Written instruction -
Wherever the word "JSON" appears in a line, copy that line.
====== Input records ======
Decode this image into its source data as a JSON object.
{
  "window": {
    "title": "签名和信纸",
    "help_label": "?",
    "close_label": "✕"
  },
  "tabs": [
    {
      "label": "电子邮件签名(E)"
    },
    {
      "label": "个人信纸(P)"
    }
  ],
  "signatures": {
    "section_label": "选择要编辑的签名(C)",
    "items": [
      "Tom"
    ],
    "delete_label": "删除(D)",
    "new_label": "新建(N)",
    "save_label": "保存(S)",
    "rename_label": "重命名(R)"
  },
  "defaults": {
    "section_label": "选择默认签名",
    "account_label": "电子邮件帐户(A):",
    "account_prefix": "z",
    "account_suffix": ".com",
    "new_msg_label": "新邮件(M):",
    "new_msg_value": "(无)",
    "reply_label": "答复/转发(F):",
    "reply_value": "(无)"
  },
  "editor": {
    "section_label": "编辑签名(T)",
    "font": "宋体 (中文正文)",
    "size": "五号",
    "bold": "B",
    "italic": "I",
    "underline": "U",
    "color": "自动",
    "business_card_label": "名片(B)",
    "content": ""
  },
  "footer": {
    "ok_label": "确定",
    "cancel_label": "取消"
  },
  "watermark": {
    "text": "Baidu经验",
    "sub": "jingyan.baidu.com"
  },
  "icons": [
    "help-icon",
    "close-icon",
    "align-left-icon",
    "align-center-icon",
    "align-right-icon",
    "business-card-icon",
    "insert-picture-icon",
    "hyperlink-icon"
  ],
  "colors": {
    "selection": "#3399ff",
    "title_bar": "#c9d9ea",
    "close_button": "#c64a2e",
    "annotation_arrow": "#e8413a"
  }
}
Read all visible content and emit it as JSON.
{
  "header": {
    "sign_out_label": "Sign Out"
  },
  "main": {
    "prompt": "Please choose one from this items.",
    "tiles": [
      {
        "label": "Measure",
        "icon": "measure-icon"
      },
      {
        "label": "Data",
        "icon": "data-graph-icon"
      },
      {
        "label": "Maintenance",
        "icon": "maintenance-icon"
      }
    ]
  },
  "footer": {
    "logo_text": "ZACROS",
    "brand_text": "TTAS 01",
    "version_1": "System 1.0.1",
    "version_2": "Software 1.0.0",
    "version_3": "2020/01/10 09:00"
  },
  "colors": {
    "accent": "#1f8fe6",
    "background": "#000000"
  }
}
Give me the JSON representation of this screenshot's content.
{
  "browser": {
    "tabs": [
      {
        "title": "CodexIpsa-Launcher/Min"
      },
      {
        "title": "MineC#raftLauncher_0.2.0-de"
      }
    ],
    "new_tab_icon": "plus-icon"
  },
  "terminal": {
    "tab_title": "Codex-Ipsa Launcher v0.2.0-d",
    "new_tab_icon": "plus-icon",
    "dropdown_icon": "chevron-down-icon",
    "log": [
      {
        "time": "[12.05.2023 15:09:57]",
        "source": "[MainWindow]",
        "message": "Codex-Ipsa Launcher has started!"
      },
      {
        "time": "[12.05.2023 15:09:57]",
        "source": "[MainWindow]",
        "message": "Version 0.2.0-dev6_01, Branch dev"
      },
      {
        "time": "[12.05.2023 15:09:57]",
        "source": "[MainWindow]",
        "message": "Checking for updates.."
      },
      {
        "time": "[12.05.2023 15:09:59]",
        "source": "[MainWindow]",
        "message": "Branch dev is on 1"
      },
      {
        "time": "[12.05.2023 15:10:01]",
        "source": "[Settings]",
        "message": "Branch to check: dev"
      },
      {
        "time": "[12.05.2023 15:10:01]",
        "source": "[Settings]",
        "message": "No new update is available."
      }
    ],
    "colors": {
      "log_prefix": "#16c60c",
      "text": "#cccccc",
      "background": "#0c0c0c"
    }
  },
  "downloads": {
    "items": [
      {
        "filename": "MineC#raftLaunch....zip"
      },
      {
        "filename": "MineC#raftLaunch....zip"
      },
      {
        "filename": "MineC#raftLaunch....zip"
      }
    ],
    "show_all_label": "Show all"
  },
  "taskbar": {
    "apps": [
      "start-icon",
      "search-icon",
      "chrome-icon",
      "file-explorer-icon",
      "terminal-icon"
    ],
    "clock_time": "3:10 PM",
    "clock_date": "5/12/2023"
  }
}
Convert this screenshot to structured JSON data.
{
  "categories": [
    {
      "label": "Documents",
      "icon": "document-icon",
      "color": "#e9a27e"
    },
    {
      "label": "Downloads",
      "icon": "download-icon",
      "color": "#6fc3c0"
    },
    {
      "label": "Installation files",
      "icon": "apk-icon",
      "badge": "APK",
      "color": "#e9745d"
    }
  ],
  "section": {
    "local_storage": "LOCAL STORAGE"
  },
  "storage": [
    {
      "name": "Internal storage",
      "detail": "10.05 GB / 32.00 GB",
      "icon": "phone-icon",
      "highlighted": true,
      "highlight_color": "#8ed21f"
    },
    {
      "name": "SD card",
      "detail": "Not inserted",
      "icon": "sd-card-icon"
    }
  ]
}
======
Answer to the task -
Decode this image into its source data as a JSON object.
Read all visible content and emit it as JSON.
Give me the JSON representation of this screenshot's content.
Convert this screenshot to structured JSON data.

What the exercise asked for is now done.